Document text:
::::

27 Replies to “QIP 2013”

  1. My two cents: I like the idea of only accepting papers that are already on the arXiv. If a result isn’t ready in time, then we’ll get to hear about it next year. I don’t think we have to worry that much about freshness… only bad results get stale.

    1. Please let me agree whole-heartedly with Steve Flammia’s post (above). And it’s terrific when slides and/or videos of talks are posted on-line — the more timely the posting, the more effective becomes the communication of enjoyment and adventure in research.

  2. Let me be a curmudgeon (not a far step, I think.)
    Page limits? Why? The answer you get is: to save the PC time. The answer I give: if your paper doesn’t have an introduction that doesn’t convince the committee, you’re doing it wrong (I did it wrong most of my life.) Details can only add, not detract, from a paper? Page limits feel good for people who like rules.
    Why does QIP continue to use a half-assed approach somewhere between physics conferences and computer science conferences? As if it isn’t hard enough to get a job in the field, why does one of the best conferences in the field insist on a procedure that handicaps job candidates?

    1. Which one is more helpful for the program committee, whose 17 members collectively know a thing or two about quantum information and computation, but do not necessarily possess expertise in every possible subtopic of the field, to attempt to select the best possible talks for QIP: a 3 page, non-technical extended abstract providing an intuitive description of results, or a 45 page technical paper with all of the low-level details needed to establish the results? If you are in the minority that prefers the full technical paper for this particular purpose, then you should be happy to know that submissions must point to such a paper or include it as an attachment — but people should not expect the PC to read it if the extended abstract fails to make a good case for the talk. If a person is not capable of explaining their research results in a three page non-technical abstract, or can’t be bothered with doing this, how good is their 20-30 minute talk for a general audience of quantum information and computation theorists going to be?
      For those (unlike Dave) who have not served on the QIP program committee, or another program committee like it, it is worth keeping in mind that each program committee member will be responsible for reading, understanding, and ranking somewhere around 25 or 30 submissions in less than one month (with whatever subreviewing help they can obtain, of course). The extended abstracts give us a fighting chance to do this properly, as opposed to having randomly chosen and often highly biased experts assigning nonuniform scores to papers and calculating the averages.

::::

Problem:
Answer these from the QIP 2013 replies:
(a) According to the first reply, which results get stale?
(b) How many members are on the program committee?
(c) About how many submissions must each committee member read and rank, and in how much time?

Available data:
::::

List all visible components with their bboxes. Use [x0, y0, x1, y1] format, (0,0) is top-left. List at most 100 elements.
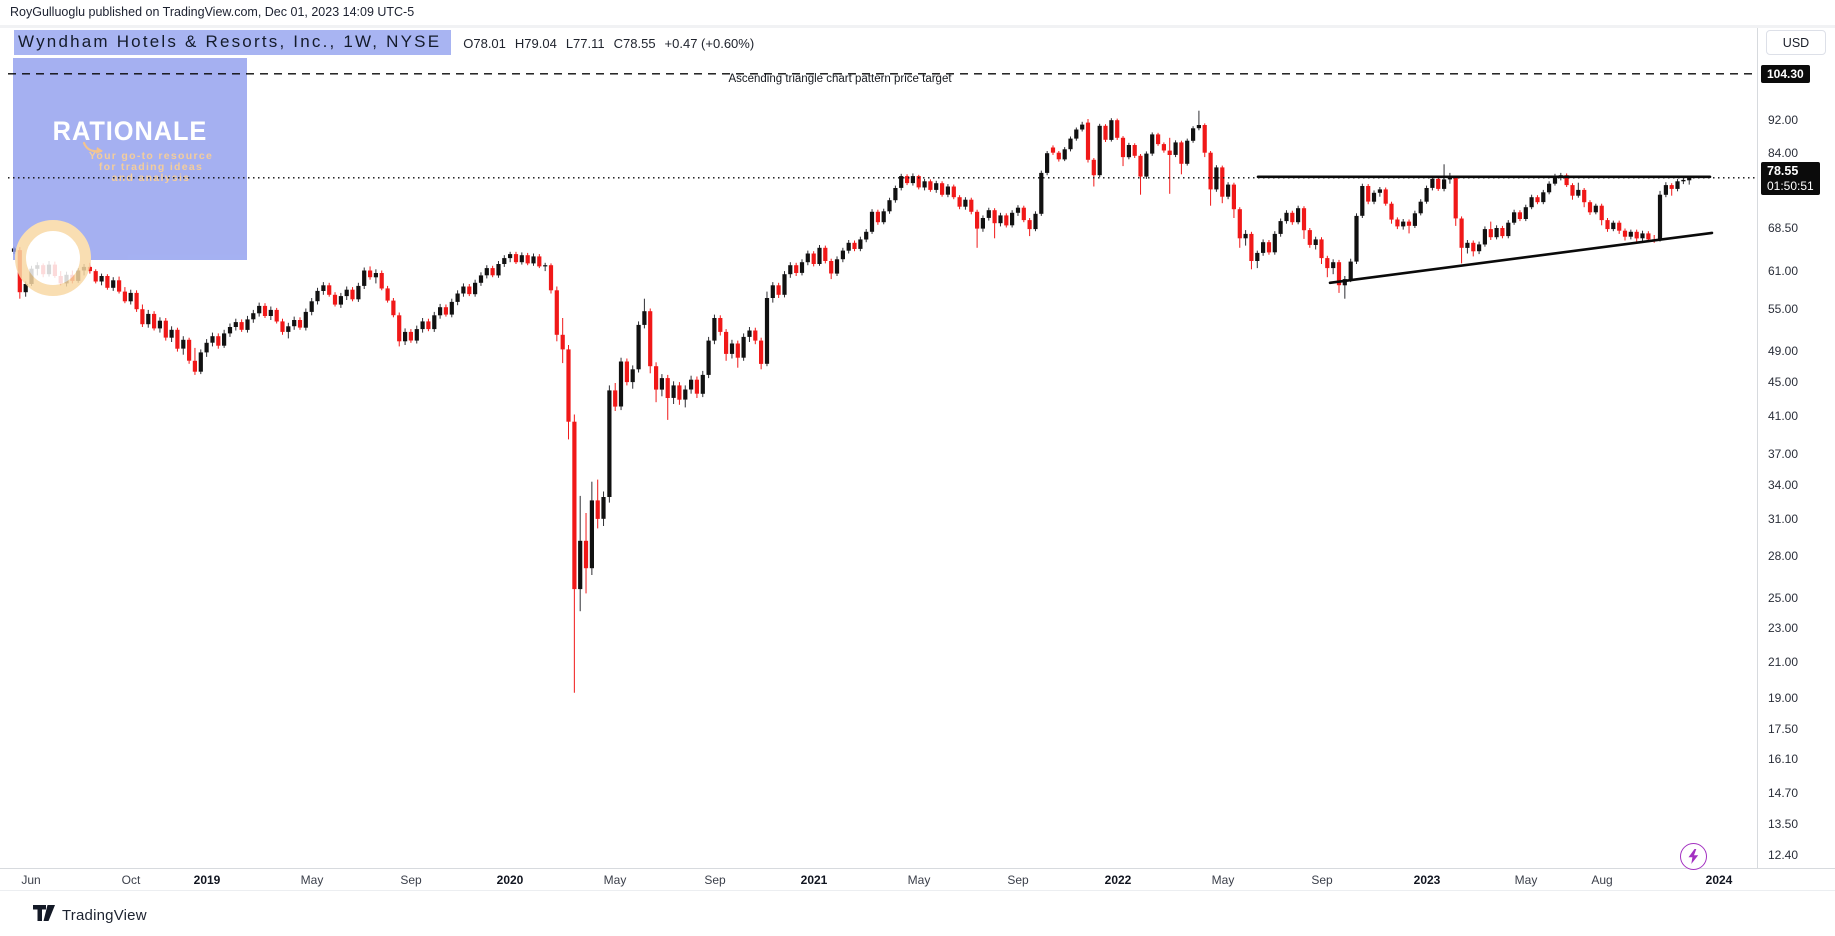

::::

Written solution:
(a) Only bad results.
(b) 17.
(c) Around 25 or 30 submissions in less than one month.